--- START OF Supplied entries ---

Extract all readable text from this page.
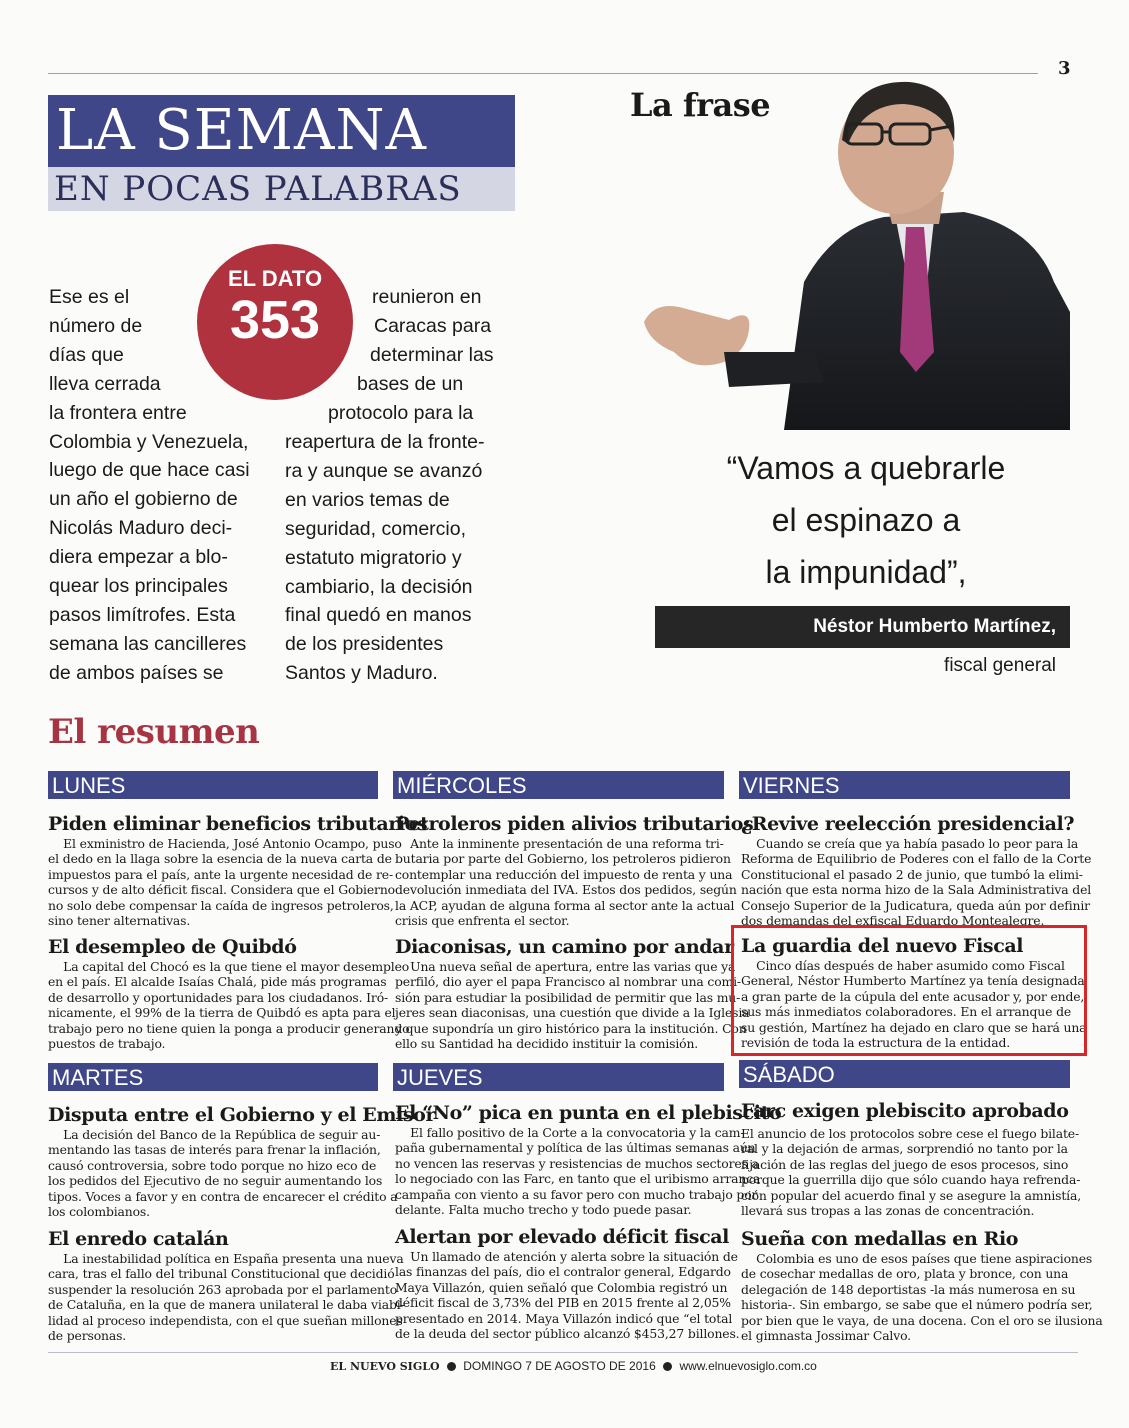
3
LA SEMANA
EN POCAS PALABRAS
EL DATO
353
Ese es el
número de
días que
lleva cerrada
la frontera entre
Colombia y Venezuela,
luego de que hace casi
un año el gobierno de
Nicolás Maduro deci-
diera empezar a blo-
quear los principales
pasos limítrofes. Esta
semana las cancilleres
de ambos países se
reunieron en
Caracas para
determinar las
bases de un
protocolo para la
reapertura de la fronte-
ra y aunque se avanzó
en varios temas de
seguridad, comercio,
estatuto migratorio y
cambiario, la decisión
final quedó en manos
de los presidentes
Santos y Maduro.
La frase
“Vamos a quebrarle
el espinazo a
la impunidad”,
Néstor Humberto Martínez,
fiscal general
El resumen
LUNES
Piden eliminar beneficios tributarios
El exministro de Hacienda, José Antonio Ocampo, puso
el dedo en la llaga sobre la esencia de la nueva carta de
impuestos para el país, ante la urgente necesidad de re-
cursos y de alto déficit fiscal. Considera que el Gobierno
no solo debe compensar la caída de ingresos petroleros,
sino tener alternativas.
El desempleo de Quibdó
La capital del Chocó es la que tiene el mayor desempleo
en el país. El alcalde Isaías Chalá, pide más programas
de desarrollo y oportunidades para los ciudadanos. Iró-
nicamente, el 99% de la tierra de Quibdó es apta para el
trabajo pero no tiene quien la ponga a producir generando
puestos de trabajo.
MARTES
Disputa entre el Gobierno y el Emisor
La decisión del Banco de la República de seguir au-
mentando las tasas de interés para frenar la inflación,
causó controversia, sobre todo porque no hizo eco de
los pedidos del Ejecutivo de no seguir aumentando los
tipos. Voces a favor y en contra de encarecer el crédito a
los colombianos.
El enredo catalán
La inestabilidad política en España presenta una nueva
cara, tras el fallo del tribunal Constitucional que decidió
suspender la resolución 263 aprobada por el parlamento
de Cataluña, en la que de manera unilateral le daba viabi-
lidad al proceso independista, con el que sueñan millones
de personas.
MIÉRCOLES
Petroleros piden alivios tributarios
Ante la inminente presentación de una reforma tri-
butaria por parte del Gobierno, los petroleros pidieron
contemplar una reducción del impuesto de renta y una
devolución inmediata del IVA. Estos dos pedidos, según
la ACP, ayudan de alguna forma al sector ante la actual
crisis que enfrenta el sector.
Diaconisas, un camino por andar
Una nueva señal de apertura, entre las varias que ya
perfiló, dio ayer el papa Francisco al nombrar una comi-
sión para estudiar la posibilidad de permitir que las mu-
jeres sean diaconisas, una cuestión que divide a la Iglesia
y que supondría un giro histórico para la institución. Con
ello su Santidad ha decidido instituir la comisión.
JUEVES
El “No” pica en punta en el plebiscito
El fallo positivo de la Corte a la convocatoria y la cam-
paña gubernamental y política de las últimas semanas aún
no vencen las reservas y resistencias de muchos sectores a
lo negociado con las Farc, en tanto que el uribismo arranca
campaña con viento a su favor pero con mucho trabajo por
delante. Falta mucho trecho y todo puede pasar.
Alertan por elevado déficit fiscal
Un llamado de atención y alerta sobre la situación de
las finanzas del país, dio el contralor general, Edgardo
Maya Villazón, quien señaló que Colombia registró un
déficit fiscal de 3,73% del PIB en 2015 frente al 2,05%
presentado en 2014. Maya Villazón indicó que “el total
de la deuda del sector público alcanzó $453,27 billones.
VIERNES
¿Revive reelección presidencial?
Cuando se creía que ya había pasado lo peor para la
Reforma de Equilibrio de Poderes con el fallo de la Corte
Constitucional el pasado 2 de junio, que tumbó la elimi-
nación que esta norma hizo de la Sala Administrativa del
Consejo Superior de la Judicatura, queda aún por definir
dos demandas del exfiscal Eduardo Montealegre.
La guardia del nuevo Fiscal
Cinco días después de haber asumido como Fiscal
General, Néstor Humberto Martínez ya tenía designada
a gran parte de la cúpula del ente acusador y, por ende,
sus más inmediatos colaboradores. En el arranque de
su gestión, Martínez ha dejado en claro que se hará una
revisión de toda la estructura de la entidad.
SÁBADO
Farc exigen plebiscito aprobado
El anuncio de los protocolos sobre cese el fuego bilate-
ral y la dejación de armas, sorprendió no tanto por la
fijación de las reglas del juego de esos procesos, sino
porque la guerrilla dijo que sólo cuando haya refrenda-
ción popular del acuerdo final y se asegure la amnistía,
llevará sus tropas a las zonas de concentración.
Sueña con medallas en Rio
Colombia es uno de esos países que tiene aspiraciones
de cosechar medallas de oro, plata y bronce, con una
delegación de 148 deportistas -la más numerosa en su
historia-. Sin embargo, se sabe que el número podría ser,
por bien que le vaya, de una docena. Con el oro se ilusiona
el gimnasta Jossimar Calvo.
EL NUEVO SIGLO DOMINGO 7 DE AGOSTO DE 2016 www.elnuevosiglo.com.co
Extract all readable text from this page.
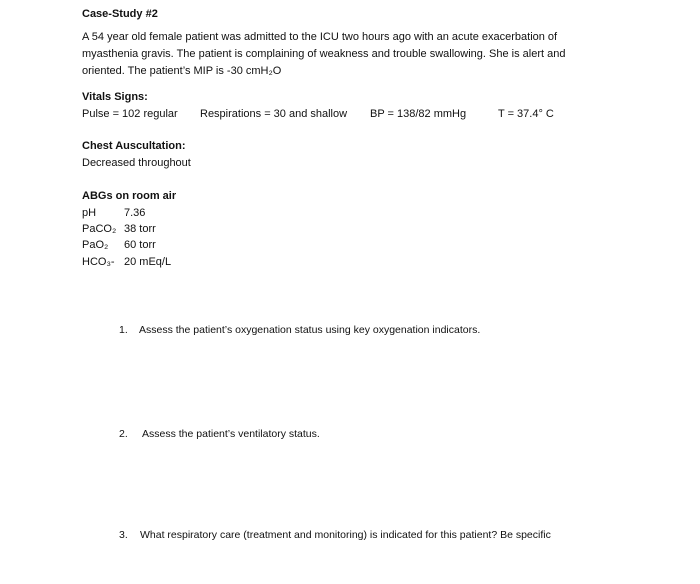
Case-Study #2
A 54 year old female patient was admitted to the ICU two hours ago with an acute exacerbation of
myasthenia gravis. The patient is complaining of weakness and trouble swallowing. She is alert and
oriented. The patient’s MIP is -30 cmH₂O
Vitals Signs:
Pulse = 102 regular Respirations = 30 and shallow BP = 138/82 mmHg	T = 37.4° C
Chest Auscultation:
Decreased throughout
ABGs on room air
pH	7.36
PaCO₂ 38 torr
PaO₂ 60 torr
HCO₃- 20 mEq/L
1. Assess the patient’s oxygenation status using key oxygenation indicators.
2. Assess the patient’s ventilatory status.
3. What respiratory care (treatment and monitoring) is indicated for this patient? Be specific
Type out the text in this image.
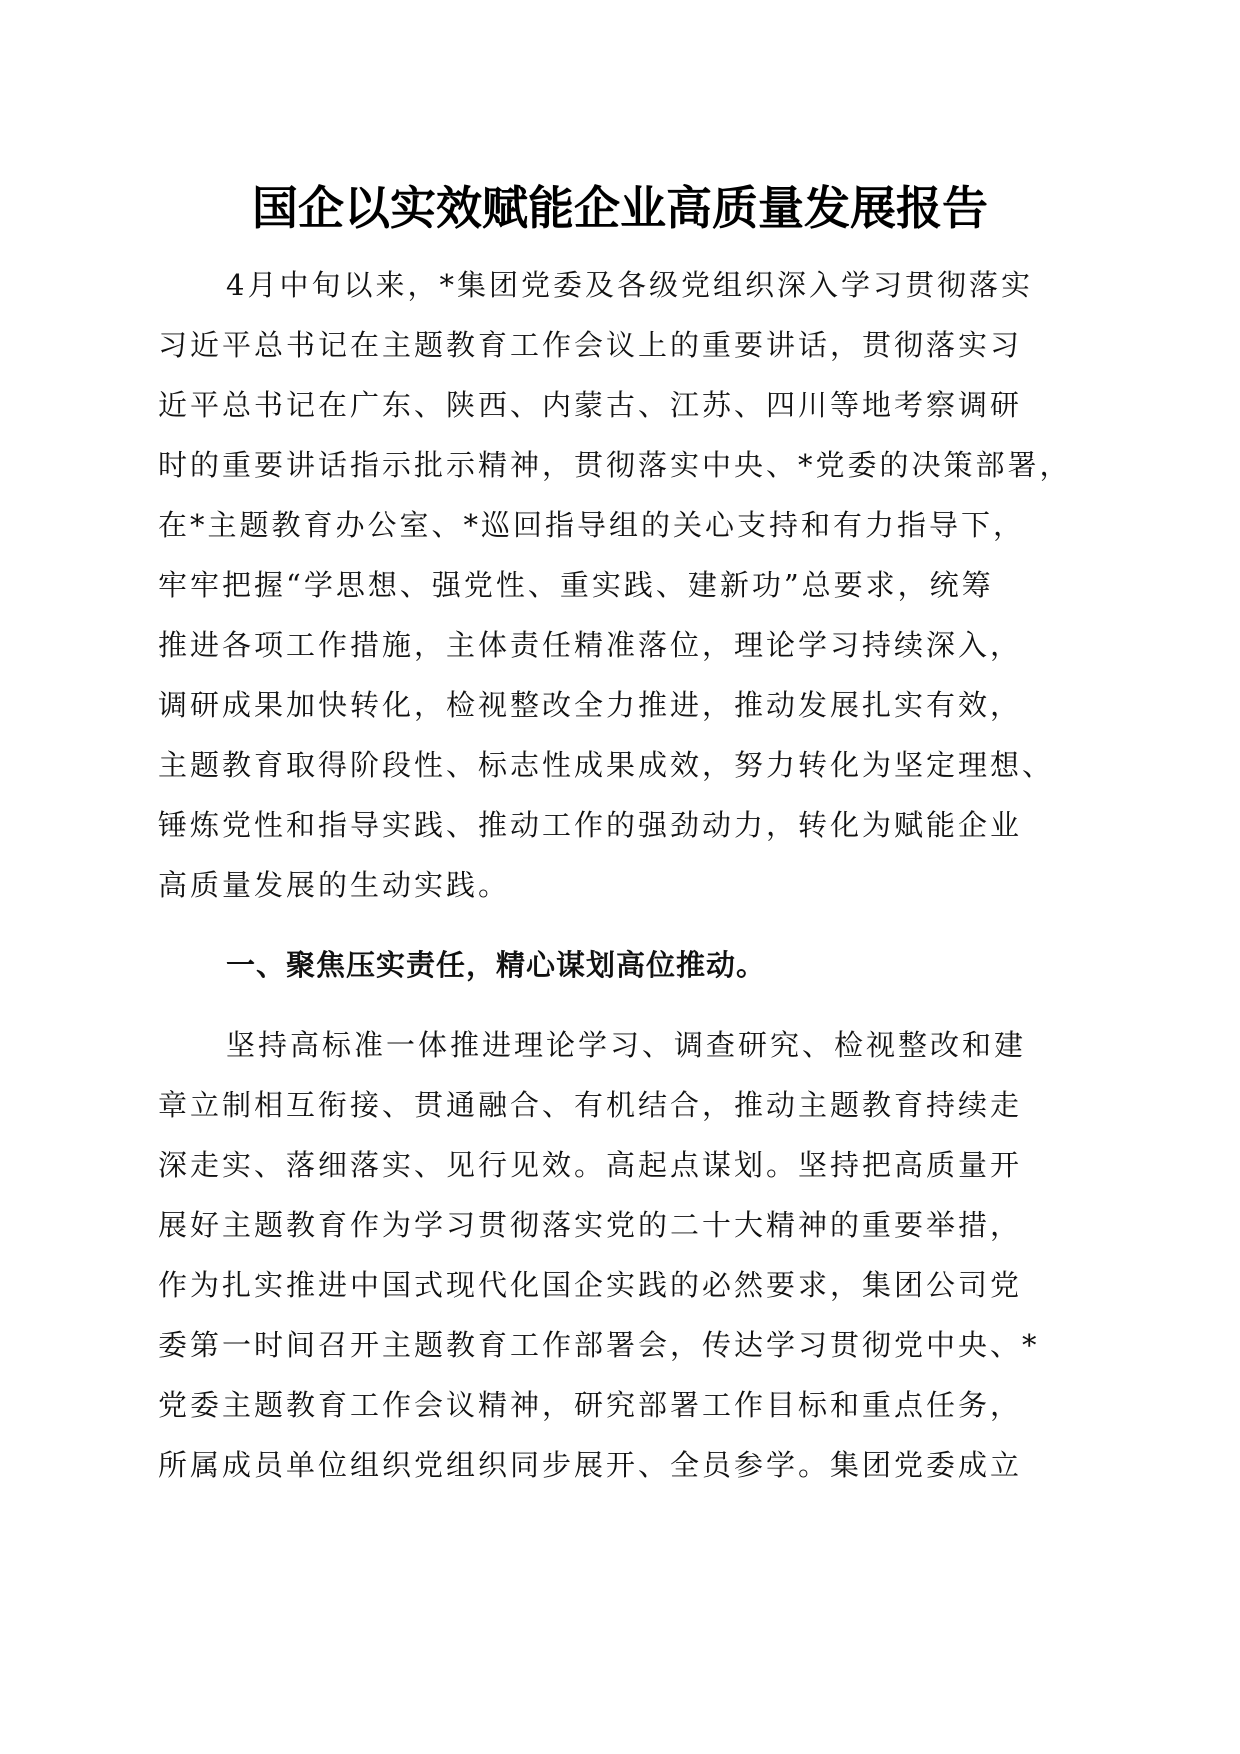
国企以实效赋能企业高质量发展报告
4月中旬以来，*集团党委及各级党组织深入学习贯彻落实
习近平总书记在主题教育工作会议上的重要讲话，贯彻落实习
近平总书记在广东、陕西、内蒙古、江苏、四川等地考察调研
时的重要讲话指示批示精神，贯彻落实中央、*党委的决策部署，
在*主题教育办公室、*巡回指导组的关心支持和有力指导下，
牢牢把握“学思想、强党性、重实践、建新功”总要求，统筹
推进各项工作措施，主体责任精准落位，理论学习持续深入，
调研成果加快转化，检视整改全力推进，推动发展扎实有效，
主题教育取得阶段性、标志性成果成效，努力转化为坚定理想、
锤炼党性和指导实践、推动工作的强劲动力，转化为赋能企业
高质量发展的生动实践。
一、聚焦压实责任，精心谋划高位推动。
坚持高标准一体推进理论学习、调查研究、检视整改和建
章立制相互衔接、贯通融合、有机结合，推动主题教育持续走
深走实、落细落实、见行见效。高起点谋划。坚持把高质量开
展好主题教育作为学习贯彻落实党的二十大精神的重要举措，
作为扎实推进中国式现代化国企实践的必然要求，集团公司党
委第一时间召开主题教育工作部署会，传达学习贯彻党中央、*
党委主题教育工作会议精神，研究部署工作目标和重点任务，
所属成员单位组织党组织同步展开、全员参学。集团党委成立
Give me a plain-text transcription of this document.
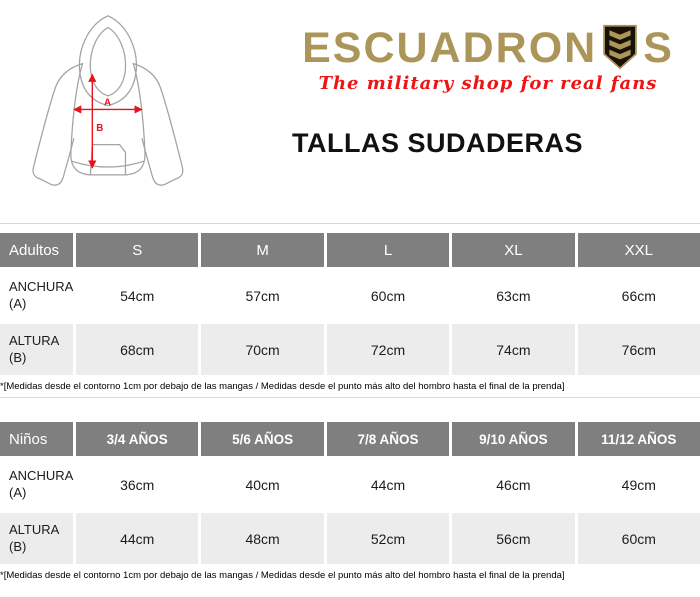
A
B
ESCUADRON S
The military shop for real fans
TALLAS SUDADERAS
Adultos	S	M	L	XL	XXL
ANCHURA
(A)	54cm	57cm	60cm	63cm	66cm
ALTURA
(B)	68cm	70cm	72cm	74cm	76cm
*[Medidas desde el contorno 1cm por debajo de las mangas / Medidas desde el punto más alto del hombro hasta el final de la prenda]
Niños	3/4 AÑOS	5/6 AÑOS	7/8 AÑOS	9/10 AÑOS	11/12 AÑOS
ANCHURA
(A)	36cm	40cm	44cm	46cm	49cm
ALTURA
(B)	44cm	48cm	52cm	56cm	60cm
*[Medidas desde el contorno 1cm por debajo de las mangas / Medidas desde el punto más alto del hombro hasta el final de la prenda]
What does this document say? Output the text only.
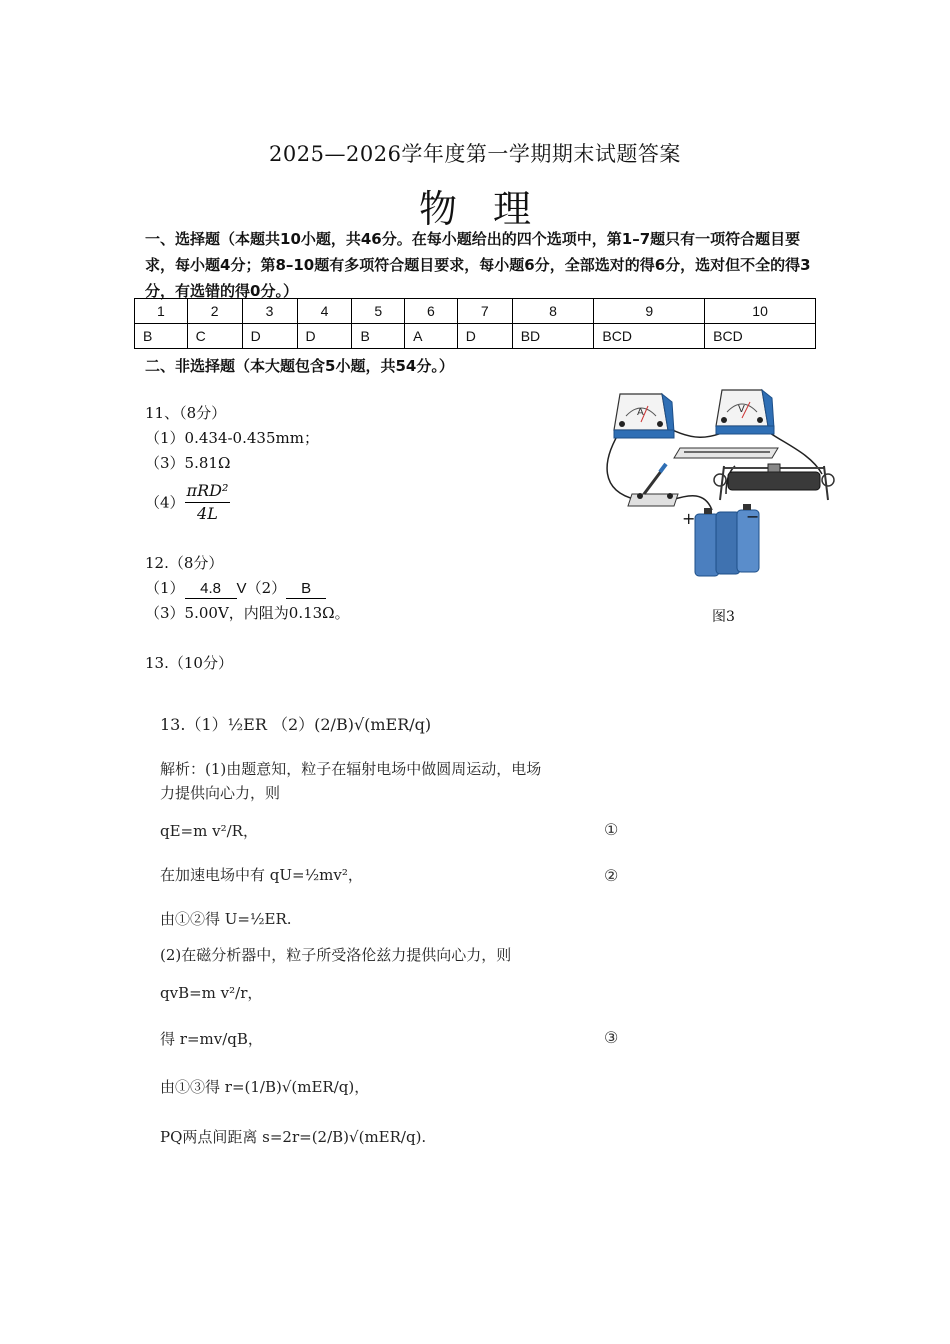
2025—2026学年度第一学期期末试题答案
物理
一、选择题（本题共10小题，共46分。在每小题给出的四个选项中，第1–7题只有一项符合题目要求，每小题4分；第8–10题有多项符合题目要求，每小题6分，全部选对的得6分，选对但不全的得3分，有选错的得0分。）
1	2	3	4	5	6	7	8	9	10
B	C	D	D	B	A	D	BD	BCD	BCD
二、非选择题（本大题包含5小题，共54分。）
11、（8分）
（1）0.434-0.435mm；
（3）5.81Ω
$(4) \frac{\text{πRD²}}{4L}$
12.（8分）
（1） 4.8 V（2） B
（3）5.00V，内阻为0.13Ω。
13.（10分）
A	V
+	−
图3
13.（1）½ER （2）(2/B)√(mER/q)
解析：(1)由题意知，粒子在辐射电场中做圆周运动，电场
力提供向心力，则
qE=m v²/R，	①
在加速电场中有 qU=½mv²，	②
由①②得 U=½ER.
(2)在磁分析器中，粒子所受洛伦兹力提供向心力，则
qvB=m v²/r，
得 r=mv/qB，	③
由①③得 r=(1/B)√(mER/q)，
PQ两点间距离 s=2r=(2/B)√(mER/q).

--- END OF Supplied entries ---

-- Task prompt --
Only lines holding the string "porque" are wanted; gather each one from the entries above.

-- Written response --
causó controversia, sobre todo porque no hizo eco de
porque la guerrilla dijo que sólo cuando haya refrenda-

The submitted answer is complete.